- _Testo mostrato_:
━━━━━━━━━━━━━━━━

Effetti positivi della scorza di mandarino sulla sindrome metabolica

Open tangerine fruit isolated on white

La sindrome metabolica è una condizione clinica multifattoriale che predispone all’insorgenza di malattie come il diabete e problemi cardiovascolari in genere. Tra i fattori di rischio predisponenti figurano l’insulino-resistenza, l’intolleranza al glucosio, le dislipidemie e l’ipertensione arteriosa. Tuttavia, il principale fattore di rischio è rappresentato dal peso: un eccesso di grasso corporeo, in particolar modo nella regione addominale, determina uno squilibrio del metabolismo dei grassi e degli zuccheri.

Vi sono delle sostanze presenti in natura dimostratesi in grado di agire positivamente su molte delle condizioni che predispongono allo sviluppo di danni cardiocircolatori quali l’aterosclerosi.

STUDI SPERIMENTALI SULLA NOBILETINA (FLAVONE DEL MANDARINO)

A partire dai risultati ottenuti in un precedente studio condotto sulla naringenina, un flavone polimetossilato (PMF) presente nella buccia di pompelmo, del quale sono stati confermati gli effetti positivi sui livelli di colesterolo, glicemia ed insulina, la ricerca ha esteso la sua indagine su un altro PMF, la nobiletina, contenuto questa volta nella parte bianca della scorza del mandarino (Citrus nobilis).

━━━━━━━━━━━━━━━━

- _Sezione dati_:
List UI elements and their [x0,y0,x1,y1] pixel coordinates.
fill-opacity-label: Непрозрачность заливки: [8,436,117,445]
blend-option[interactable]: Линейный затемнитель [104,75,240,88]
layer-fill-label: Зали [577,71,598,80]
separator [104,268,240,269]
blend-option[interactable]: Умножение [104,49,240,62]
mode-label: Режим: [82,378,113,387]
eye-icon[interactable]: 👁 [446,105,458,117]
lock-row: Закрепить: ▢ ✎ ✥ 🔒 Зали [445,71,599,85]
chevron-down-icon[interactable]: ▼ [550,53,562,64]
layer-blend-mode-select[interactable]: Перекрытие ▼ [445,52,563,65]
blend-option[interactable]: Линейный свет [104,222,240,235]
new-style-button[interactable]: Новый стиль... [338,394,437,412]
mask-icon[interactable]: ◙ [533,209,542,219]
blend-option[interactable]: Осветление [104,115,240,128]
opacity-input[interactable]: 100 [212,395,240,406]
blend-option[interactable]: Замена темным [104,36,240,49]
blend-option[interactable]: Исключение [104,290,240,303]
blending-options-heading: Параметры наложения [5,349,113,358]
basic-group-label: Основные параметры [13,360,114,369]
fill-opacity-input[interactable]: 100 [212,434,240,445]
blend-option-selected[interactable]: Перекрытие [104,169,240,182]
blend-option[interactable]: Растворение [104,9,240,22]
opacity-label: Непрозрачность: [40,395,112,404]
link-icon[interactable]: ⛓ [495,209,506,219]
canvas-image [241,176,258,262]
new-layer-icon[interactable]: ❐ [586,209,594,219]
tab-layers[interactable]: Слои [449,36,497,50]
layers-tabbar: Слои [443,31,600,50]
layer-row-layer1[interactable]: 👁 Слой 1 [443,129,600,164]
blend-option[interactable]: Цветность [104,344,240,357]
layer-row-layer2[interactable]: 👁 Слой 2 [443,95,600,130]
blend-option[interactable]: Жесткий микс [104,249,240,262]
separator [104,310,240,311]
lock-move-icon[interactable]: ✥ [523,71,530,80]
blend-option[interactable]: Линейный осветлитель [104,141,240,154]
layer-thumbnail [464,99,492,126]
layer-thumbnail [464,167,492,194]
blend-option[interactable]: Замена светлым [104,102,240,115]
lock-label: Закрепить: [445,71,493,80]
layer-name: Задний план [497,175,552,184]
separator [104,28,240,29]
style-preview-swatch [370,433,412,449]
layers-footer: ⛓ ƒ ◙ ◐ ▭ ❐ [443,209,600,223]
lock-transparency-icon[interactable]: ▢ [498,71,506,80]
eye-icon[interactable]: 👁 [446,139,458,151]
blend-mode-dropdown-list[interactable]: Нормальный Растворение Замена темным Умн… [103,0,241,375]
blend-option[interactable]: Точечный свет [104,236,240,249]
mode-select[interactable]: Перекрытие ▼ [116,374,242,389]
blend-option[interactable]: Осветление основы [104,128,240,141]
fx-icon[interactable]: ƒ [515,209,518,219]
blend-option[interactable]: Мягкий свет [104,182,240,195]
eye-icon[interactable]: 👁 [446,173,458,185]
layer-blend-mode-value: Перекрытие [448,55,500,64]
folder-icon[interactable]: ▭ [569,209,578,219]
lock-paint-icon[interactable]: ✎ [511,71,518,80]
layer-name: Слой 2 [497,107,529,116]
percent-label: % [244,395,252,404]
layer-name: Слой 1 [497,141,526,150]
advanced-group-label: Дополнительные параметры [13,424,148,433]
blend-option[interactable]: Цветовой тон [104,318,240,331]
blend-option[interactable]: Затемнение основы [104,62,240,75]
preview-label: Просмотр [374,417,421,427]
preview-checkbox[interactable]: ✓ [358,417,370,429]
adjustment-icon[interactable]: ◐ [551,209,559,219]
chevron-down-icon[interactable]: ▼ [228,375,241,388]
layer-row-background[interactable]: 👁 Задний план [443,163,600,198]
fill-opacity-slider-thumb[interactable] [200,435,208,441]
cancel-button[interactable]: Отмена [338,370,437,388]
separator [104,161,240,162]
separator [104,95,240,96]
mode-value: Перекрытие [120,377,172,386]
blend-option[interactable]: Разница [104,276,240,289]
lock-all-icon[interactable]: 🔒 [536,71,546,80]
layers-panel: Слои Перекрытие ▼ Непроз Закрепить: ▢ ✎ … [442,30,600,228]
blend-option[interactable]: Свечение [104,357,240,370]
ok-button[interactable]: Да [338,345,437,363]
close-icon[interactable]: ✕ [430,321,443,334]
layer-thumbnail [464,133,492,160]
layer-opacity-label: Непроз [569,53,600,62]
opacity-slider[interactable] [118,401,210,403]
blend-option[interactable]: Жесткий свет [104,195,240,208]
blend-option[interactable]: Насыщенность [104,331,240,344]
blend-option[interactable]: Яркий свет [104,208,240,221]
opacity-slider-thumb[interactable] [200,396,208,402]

━━━━━━━━━━━━━━━━

- _Problema da risolvere_: Duplica per intero il testo sulla scorza di mandarino riportato sopra, senza cambiare nulla.

- _Soluzione_:
Effetti positivi della scorza di mandarino sulla sindrome metabolica

Open tangerine fruit isolated on white

La sindrome metabolica è una condizione clinica multifattoriale che predispone all’insorgenza di malattie come il diabete e problemi cardiovascolari in genere. Tra i fattori di rischio predisponenti figurano l’insulino-resistenza, l’intolleranza al glucosio, le dislipidemie e l’ipertensione arteriosa. Tuttavia, il principale fattore di rischio è rappresentato dal peso: un eccesso di grasso corporeo, in particolar modo nella regione addominale, determina uno squilibrio del metabolismo dei grassi e degli zuccheri.

Vi sono delle sostanze presenti in natura dimostratesi in grado di agire positivamente su molte delle condizioni che predispongono allo sviluppo di danni cardiocircolatori quali l’aterosclerosi.

STUDI SPERIMENTALI SULLA NOBILETINA (FLAVONE DEL MANDARINO)

A partire dai risultati ottenuti in un precedente studio condotto sulla naringenina, un flavone polimetossilato (PMF) presente nella buccia di pompelmo, del quale sono stati confermati gli effetti positivi sui livelli di colesterolo, glicemia ed insulina, la ricerca ha esteso la sua indagine su un altro PMF, la nobiletina, contenuto questa volta nella parte bianca della scorza del mandarino (Citrus nobilis).